PROBLEM TO SOLVE:
Pull every line with the word "this" out of the entries below.

TASK INPUT:
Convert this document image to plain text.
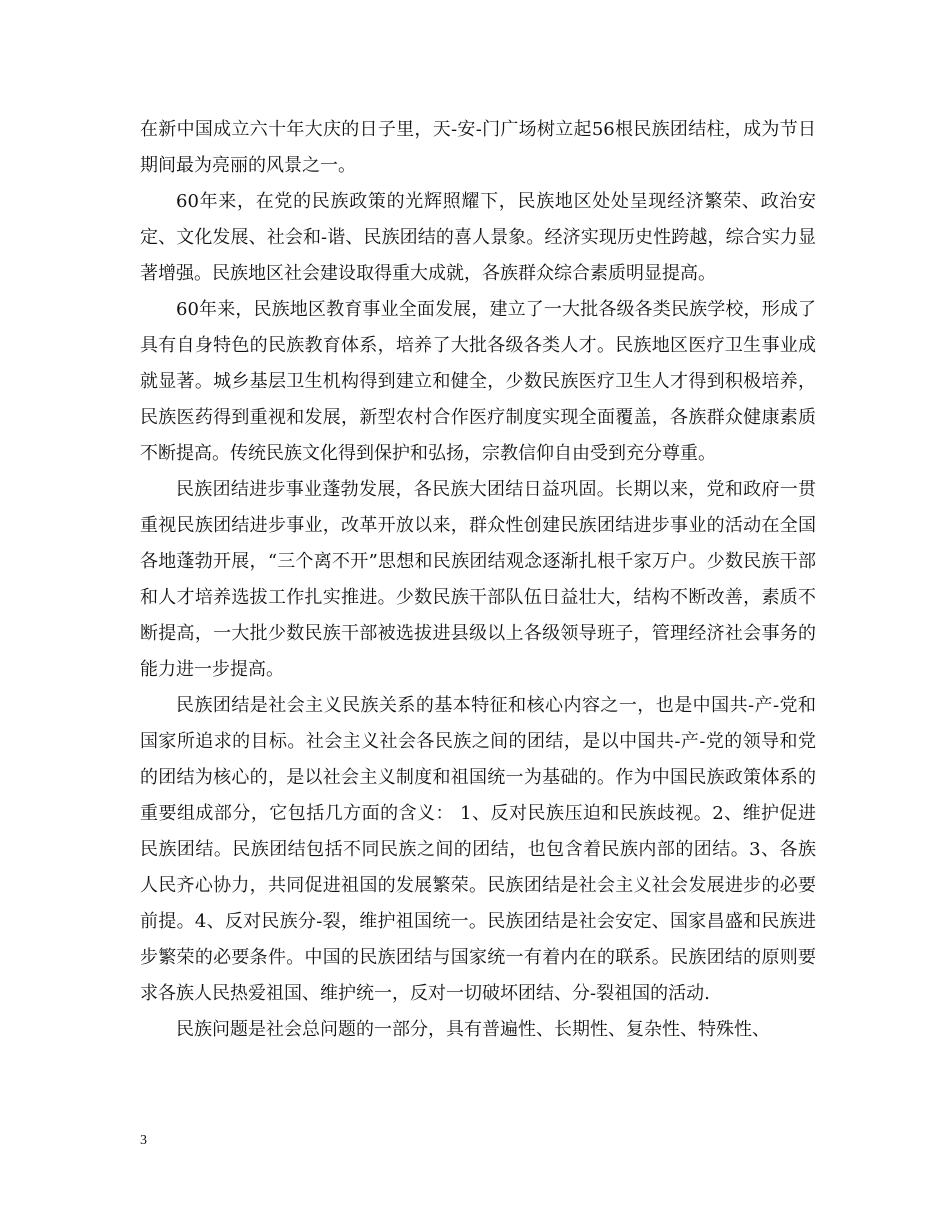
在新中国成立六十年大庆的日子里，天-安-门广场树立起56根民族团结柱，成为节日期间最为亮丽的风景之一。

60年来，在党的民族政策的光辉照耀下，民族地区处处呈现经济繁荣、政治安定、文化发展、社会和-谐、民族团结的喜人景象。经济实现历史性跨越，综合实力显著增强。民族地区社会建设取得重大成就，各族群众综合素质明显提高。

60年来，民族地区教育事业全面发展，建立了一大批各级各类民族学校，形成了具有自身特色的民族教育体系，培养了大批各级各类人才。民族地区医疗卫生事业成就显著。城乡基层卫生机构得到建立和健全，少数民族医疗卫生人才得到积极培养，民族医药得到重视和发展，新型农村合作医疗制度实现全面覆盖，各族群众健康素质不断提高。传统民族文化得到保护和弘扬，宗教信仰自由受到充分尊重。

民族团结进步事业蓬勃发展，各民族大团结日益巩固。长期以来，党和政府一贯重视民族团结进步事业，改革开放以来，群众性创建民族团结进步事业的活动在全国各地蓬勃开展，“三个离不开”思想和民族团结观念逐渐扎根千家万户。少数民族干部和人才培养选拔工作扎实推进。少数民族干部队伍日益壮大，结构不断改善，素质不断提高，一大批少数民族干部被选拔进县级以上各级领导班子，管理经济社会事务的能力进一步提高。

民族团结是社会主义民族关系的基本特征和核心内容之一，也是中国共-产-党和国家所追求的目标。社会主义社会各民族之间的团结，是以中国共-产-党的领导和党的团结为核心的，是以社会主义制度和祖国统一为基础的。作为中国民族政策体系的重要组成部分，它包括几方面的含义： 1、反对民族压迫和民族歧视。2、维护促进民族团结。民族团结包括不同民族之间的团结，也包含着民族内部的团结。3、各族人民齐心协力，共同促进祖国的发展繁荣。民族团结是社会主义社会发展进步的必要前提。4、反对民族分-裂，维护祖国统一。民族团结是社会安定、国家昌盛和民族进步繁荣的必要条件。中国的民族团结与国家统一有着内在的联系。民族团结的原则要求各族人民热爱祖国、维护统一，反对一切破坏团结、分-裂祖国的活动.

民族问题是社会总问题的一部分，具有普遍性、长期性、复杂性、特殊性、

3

==

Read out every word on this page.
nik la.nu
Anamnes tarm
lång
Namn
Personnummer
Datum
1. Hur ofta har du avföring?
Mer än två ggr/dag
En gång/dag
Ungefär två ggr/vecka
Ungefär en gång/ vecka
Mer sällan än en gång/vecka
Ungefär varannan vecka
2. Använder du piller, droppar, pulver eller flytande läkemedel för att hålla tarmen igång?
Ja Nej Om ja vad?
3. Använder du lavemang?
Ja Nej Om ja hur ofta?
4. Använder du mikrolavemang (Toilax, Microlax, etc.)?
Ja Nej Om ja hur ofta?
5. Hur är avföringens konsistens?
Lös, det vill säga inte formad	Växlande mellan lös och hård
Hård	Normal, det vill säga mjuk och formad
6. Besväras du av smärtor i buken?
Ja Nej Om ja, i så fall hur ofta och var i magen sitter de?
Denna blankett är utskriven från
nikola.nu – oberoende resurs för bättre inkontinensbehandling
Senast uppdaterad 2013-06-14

==

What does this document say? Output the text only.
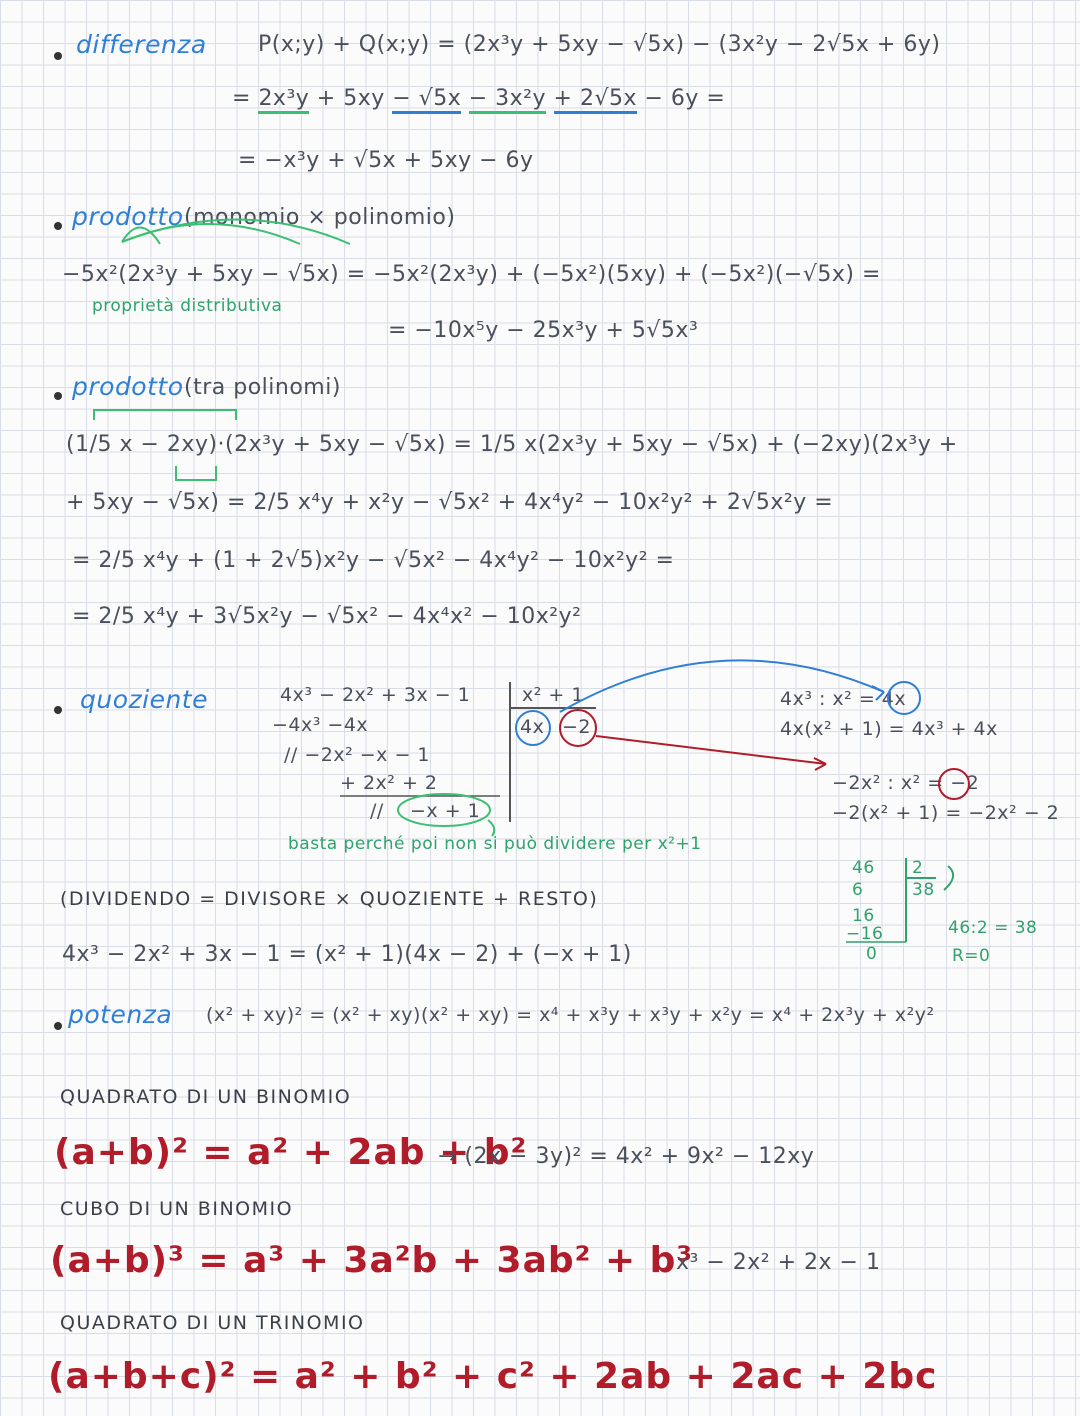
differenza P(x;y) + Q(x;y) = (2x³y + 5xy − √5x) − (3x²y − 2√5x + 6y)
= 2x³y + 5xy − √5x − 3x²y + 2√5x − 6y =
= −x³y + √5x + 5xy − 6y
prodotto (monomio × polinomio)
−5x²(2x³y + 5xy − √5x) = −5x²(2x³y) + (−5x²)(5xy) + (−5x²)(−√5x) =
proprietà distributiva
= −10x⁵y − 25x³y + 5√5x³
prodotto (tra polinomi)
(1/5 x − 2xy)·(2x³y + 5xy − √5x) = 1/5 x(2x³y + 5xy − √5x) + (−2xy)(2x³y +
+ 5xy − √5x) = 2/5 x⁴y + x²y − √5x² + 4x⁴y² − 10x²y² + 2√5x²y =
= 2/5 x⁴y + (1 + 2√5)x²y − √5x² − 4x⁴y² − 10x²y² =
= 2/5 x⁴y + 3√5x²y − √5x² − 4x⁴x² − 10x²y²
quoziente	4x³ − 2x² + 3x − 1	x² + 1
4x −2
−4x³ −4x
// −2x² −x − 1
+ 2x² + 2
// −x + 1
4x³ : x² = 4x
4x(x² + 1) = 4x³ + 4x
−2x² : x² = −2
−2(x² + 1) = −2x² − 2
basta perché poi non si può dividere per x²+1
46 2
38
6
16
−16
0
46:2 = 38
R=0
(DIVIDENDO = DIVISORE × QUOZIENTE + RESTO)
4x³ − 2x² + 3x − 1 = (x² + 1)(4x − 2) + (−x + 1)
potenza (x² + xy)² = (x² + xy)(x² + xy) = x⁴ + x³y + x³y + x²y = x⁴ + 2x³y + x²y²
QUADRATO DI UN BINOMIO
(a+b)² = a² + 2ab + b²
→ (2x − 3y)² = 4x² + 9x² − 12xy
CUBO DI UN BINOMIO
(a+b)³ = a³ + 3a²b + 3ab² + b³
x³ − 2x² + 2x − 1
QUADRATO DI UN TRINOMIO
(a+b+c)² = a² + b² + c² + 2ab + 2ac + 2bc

PROBLEM SOLUTION:
Convert this document image to plain text.
Read out every word on this page.
What does this document say? Output the text only.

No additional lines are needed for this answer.